[What to do]: Copy out each line of the material in which the word "flopper" appears.

* start Listing *

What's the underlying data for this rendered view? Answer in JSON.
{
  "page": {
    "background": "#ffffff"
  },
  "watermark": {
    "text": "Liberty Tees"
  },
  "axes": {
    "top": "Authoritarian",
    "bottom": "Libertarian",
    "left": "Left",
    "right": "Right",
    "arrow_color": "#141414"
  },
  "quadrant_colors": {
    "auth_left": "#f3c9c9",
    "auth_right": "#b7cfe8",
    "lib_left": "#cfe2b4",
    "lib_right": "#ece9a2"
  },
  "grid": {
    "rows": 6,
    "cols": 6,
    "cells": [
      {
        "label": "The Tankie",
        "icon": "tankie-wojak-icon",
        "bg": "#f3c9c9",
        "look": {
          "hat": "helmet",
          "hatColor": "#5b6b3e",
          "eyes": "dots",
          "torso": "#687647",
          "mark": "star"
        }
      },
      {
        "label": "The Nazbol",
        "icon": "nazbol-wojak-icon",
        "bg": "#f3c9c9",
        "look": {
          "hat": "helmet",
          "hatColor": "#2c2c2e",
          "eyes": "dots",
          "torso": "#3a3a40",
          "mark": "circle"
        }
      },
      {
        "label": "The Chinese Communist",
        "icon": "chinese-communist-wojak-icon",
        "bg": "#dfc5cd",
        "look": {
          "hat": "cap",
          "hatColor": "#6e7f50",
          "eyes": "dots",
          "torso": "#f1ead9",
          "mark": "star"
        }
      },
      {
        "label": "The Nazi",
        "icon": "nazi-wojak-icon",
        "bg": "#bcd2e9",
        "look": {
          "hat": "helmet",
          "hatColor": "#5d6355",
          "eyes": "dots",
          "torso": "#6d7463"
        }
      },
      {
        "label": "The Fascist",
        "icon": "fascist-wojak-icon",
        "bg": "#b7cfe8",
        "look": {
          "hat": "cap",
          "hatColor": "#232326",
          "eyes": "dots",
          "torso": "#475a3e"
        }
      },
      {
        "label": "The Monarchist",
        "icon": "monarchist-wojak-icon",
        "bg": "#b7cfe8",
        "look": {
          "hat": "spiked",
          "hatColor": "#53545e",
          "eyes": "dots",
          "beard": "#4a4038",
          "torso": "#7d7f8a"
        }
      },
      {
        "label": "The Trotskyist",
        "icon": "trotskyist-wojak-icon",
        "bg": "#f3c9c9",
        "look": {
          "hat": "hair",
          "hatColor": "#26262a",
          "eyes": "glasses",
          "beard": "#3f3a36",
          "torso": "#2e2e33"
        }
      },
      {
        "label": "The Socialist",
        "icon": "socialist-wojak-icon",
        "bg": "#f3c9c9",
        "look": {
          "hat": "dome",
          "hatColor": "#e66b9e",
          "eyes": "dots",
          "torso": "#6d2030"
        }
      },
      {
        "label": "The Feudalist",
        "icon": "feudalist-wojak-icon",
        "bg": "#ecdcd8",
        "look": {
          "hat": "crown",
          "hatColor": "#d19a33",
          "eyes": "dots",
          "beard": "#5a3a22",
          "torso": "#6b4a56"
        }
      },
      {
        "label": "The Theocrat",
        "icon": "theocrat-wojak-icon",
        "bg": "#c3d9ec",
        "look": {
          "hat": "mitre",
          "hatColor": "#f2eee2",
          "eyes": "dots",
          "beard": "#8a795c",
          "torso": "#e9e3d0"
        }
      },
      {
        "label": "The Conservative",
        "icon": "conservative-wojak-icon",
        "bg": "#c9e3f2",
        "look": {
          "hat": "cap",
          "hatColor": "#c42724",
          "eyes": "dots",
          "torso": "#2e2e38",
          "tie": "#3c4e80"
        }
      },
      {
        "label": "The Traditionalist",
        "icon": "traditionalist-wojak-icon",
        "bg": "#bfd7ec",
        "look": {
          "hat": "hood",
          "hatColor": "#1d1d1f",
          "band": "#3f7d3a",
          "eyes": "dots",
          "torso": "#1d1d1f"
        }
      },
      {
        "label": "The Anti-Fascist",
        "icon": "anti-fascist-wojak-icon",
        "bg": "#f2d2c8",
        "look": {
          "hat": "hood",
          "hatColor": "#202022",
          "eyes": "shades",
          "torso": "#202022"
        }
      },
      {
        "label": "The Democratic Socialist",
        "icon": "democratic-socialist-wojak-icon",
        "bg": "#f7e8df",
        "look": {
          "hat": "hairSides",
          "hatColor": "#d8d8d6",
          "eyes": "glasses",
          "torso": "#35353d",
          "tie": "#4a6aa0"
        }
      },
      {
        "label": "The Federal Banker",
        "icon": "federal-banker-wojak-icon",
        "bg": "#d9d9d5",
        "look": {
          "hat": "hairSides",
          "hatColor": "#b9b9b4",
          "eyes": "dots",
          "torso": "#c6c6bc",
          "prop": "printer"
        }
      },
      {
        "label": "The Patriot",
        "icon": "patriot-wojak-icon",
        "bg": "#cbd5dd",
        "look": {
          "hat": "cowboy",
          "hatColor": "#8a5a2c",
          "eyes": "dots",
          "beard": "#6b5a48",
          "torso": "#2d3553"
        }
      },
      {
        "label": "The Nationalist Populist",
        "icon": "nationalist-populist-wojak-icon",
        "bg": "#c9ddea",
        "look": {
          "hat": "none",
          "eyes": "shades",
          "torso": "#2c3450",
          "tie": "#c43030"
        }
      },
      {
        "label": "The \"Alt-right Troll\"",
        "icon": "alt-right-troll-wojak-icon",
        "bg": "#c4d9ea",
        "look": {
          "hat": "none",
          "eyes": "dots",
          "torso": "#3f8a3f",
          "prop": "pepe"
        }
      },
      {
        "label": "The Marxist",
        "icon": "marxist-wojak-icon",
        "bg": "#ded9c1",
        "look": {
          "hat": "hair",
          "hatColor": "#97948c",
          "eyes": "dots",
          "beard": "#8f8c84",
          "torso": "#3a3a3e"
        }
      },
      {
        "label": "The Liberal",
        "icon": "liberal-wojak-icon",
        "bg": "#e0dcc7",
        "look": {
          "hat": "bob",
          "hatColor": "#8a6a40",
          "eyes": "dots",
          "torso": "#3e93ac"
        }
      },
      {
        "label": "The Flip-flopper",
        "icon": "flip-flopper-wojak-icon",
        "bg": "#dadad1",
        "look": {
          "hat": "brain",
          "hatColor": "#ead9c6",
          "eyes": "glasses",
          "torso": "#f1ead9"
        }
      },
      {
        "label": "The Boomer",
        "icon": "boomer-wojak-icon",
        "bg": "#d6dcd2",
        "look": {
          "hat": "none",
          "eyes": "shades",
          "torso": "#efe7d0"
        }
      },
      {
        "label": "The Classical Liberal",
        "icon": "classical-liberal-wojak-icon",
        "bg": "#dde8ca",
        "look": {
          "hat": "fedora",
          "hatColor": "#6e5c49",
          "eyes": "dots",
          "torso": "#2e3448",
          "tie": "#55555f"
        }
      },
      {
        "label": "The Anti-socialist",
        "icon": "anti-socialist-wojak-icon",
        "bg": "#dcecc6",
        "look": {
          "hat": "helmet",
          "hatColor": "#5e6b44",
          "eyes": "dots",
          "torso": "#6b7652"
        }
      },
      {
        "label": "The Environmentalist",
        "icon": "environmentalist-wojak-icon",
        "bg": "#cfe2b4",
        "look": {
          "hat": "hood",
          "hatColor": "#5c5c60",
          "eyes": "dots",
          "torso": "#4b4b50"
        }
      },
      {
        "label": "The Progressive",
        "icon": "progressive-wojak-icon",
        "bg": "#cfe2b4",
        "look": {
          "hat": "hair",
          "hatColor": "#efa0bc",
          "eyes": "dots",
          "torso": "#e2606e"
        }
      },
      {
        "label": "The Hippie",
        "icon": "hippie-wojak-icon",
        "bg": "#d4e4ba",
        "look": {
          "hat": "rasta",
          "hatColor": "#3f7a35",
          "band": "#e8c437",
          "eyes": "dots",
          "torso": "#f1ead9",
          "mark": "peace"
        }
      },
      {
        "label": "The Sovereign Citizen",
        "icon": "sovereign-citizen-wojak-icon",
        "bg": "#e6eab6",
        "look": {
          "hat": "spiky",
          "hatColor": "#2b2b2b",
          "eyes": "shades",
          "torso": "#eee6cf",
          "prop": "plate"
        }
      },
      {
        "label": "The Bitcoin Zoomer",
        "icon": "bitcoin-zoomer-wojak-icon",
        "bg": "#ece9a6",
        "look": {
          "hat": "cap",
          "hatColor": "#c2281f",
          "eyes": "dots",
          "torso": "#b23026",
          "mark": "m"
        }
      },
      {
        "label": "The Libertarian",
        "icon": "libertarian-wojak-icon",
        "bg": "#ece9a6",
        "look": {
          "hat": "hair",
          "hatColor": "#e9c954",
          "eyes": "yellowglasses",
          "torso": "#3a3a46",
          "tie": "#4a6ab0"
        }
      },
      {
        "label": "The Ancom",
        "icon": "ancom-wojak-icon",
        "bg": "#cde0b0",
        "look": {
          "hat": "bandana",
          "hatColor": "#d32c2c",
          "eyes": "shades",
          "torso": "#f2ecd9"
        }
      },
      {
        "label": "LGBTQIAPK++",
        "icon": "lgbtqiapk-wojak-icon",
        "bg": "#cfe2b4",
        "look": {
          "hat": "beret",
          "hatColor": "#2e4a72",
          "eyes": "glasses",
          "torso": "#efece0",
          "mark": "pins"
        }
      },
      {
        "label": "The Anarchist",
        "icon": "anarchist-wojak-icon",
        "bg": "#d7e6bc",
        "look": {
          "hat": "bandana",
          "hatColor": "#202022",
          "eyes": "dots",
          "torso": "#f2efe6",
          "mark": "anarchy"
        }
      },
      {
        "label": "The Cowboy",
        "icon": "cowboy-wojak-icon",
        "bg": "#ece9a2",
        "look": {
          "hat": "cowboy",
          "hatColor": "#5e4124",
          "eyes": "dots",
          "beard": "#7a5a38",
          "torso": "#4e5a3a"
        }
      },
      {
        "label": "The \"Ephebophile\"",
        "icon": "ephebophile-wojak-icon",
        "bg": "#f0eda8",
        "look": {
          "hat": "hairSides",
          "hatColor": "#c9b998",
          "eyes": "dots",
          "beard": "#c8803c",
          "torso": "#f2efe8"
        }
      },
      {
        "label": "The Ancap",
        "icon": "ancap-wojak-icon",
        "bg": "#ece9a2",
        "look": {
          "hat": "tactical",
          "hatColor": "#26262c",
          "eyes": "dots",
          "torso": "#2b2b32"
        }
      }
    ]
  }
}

* end Listing *

[Answer to this exercise]:
        "label": "The Flip-flopper",
        "icon": "flip-flopper-wojak-icon",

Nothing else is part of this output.